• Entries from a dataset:
============================================================
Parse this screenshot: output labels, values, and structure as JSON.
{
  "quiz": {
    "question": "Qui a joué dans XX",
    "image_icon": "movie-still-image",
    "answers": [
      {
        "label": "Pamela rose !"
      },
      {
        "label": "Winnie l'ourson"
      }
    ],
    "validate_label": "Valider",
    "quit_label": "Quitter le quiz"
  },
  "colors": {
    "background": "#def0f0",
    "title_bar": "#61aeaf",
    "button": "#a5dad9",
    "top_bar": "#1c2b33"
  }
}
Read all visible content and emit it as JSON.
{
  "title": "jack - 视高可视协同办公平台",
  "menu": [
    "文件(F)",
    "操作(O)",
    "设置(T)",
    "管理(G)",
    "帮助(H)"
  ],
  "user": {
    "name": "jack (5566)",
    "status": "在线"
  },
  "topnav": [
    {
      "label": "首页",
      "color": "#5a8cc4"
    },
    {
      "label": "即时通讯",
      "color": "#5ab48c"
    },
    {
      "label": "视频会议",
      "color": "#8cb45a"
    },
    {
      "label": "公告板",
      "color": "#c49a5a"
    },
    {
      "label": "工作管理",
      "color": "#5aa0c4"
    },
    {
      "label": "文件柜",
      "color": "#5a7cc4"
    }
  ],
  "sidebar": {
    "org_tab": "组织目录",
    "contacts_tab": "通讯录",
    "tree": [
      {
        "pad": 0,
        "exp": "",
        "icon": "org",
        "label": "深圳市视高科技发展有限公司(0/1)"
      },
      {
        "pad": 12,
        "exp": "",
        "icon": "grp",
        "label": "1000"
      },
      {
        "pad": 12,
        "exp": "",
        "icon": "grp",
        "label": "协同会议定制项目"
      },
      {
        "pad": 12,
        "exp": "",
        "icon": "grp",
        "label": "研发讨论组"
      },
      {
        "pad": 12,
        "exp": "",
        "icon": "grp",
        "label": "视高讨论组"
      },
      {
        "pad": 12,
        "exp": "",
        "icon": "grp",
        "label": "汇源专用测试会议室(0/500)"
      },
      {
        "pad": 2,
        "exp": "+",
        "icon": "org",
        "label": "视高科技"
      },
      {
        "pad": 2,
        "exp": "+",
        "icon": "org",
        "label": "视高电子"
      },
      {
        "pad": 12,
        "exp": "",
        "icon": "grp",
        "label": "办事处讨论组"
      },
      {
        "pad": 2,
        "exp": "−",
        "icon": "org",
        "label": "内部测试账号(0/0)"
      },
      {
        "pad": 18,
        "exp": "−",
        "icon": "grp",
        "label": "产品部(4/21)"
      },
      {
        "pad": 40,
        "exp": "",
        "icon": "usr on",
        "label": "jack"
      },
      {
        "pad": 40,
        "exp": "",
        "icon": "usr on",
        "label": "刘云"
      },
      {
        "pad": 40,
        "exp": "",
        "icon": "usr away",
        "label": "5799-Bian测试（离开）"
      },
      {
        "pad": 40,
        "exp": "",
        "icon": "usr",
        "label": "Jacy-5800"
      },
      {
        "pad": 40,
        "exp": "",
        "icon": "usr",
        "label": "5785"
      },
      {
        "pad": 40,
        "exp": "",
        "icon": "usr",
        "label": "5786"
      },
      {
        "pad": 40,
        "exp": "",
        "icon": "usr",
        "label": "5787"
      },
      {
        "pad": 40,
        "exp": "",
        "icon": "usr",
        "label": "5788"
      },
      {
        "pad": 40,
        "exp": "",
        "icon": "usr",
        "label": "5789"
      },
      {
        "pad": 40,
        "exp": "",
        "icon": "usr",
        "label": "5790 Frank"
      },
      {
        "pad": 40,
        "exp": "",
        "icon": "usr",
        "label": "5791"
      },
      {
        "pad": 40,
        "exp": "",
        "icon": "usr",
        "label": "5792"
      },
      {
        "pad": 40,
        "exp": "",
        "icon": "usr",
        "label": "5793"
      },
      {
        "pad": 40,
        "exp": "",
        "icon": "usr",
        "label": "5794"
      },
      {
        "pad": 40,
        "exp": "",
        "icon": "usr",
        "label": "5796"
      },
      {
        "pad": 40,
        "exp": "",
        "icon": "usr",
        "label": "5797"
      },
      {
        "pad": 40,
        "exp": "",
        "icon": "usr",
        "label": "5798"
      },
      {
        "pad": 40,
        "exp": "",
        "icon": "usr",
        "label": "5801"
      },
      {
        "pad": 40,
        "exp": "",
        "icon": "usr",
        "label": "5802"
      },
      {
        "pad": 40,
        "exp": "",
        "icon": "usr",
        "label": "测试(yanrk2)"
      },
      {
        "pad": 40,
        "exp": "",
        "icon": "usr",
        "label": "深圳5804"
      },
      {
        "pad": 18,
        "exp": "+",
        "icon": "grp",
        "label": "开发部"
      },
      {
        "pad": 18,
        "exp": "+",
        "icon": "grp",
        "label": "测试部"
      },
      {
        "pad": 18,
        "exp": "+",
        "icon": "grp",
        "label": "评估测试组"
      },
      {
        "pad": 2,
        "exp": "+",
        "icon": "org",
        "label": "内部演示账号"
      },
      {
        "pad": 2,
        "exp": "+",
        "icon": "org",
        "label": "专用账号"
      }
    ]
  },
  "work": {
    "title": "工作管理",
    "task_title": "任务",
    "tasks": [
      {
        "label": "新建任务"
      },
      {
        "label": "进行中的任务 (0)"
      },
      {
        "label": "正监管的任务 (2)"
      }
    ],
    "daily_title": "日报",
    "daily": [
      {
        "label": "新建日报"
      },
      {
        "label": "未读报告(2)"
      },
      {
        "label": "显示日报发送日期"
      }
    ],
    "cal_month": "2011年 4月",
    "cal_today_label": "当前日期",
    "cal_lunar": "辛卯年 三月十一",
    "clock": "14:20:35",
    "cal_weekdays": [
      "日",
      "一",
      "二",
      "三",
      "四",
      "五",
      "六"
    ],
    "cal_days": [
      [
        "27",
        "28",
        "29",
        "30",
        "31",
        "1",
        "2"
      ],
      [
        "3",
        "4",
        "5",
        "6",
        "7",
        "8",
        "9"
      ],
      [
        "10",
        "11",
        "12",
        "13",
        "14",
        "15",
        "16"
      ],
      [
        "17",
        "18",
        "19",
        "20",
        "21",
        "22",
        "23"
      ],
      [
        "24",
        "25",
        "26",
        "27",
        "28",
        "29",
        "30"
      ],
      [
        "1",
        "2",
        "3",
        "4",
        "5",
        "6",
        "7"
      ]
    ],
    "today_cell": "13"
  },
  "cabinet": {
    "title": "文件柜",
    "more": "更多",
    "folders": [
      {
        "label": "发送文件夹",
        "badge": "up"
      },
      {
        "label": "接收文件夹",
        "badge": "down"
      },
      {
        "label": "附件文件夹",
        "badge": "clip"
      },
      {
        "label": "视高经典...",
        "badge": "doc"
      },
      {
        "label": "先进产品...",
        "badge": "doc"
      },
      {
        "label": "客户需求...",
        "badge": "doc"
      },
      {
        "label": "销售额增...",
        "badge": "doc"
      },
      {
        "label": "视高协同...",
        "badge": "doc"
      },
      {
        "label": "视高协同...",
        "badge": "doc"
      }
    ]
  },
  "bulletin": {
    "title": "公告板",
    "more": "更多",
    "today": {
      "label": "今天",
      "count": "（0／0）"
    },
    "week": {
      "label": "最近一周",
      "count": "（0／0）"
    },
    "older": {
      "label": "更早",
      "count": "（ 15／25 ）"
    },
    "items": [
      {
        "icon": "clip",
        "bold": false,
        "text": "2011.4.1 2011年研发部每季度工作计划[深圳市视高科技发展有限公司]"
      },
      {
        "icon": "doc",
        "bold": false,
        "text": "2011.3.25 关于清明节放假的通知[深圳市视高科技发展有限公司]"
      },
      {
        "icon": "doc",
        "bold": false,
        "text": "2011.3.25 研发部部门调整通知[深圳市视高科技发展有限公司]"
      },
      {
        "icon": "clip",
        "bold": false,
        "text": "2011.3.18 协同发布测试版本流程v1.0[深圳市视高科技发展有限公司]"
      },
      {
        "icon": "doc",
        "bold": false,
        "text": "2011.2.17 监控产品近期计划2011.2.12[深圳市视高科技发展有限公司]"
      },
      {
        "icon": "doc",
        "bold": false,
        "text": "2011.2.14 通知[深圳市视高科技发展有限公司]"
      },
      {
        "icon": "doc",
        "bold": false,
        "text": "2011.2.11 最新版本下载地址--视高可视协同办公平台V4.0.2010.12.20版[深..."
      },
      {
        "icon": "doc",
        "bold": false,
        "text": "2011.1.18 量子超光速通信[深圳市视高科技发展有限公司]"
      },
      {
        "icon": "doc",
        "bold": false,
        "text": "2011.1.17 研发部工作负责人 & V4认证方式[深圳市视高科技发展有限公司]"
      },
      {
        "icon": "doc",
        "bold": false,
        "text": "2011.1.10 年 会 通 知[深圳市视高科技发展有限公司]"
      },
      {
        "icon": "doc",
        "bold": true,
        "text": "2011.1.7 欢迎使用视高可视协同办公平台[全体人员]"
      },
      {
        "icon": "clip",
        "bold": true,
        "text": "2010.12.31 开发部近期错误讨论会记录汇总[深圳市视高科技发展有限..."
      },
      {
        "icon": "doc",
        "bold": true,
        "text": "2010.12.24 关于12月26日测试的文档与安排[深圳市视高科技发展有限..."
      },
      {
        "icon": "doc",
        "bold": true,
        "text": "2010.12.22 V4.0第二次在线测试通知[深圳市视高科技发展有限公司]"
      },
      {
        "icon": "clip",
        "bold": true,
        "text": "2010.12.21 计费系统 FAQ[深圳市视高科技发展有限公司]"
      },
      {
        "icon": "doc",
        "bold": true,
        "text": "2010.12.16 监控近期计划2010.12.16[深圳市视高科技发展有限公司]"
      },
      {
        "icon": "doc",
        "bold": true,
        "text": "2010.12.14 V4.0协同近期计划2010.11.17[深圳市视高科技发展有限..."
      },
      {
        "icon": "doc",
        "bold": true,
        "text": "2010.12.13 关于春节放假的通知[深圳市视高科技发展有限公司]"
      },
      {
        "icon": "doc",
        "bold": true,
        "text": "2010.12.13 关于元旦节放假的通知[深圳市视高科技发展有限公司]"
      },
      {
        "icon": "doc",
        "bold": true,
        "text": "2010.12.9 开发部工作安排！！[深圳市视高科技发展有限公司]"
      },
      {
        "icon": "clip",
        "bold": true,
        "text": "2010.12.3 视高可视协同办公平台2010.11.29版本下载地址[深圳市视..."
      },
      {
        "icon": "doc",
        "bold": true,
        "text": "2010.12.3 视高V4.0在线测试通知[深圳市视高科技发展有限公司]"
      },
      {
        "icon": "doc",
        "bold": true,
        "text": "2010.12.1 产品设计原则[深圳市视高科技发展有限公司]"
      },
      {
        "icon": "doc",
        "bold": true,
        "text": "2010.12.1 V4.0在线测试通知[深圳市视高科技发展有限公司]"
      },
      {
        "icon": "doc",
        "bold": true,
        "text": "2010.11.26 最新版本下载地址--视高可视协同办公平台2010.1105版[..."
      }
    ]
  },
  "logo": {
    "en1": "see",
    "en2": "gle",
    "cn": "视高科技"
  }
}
============================================================
Return every line in the listing that contains the word "jack".

• Result for this task:
  "title": "jack - 视高可视协同办公平台",
    "name": "jack (5566)",
        "label": "jack"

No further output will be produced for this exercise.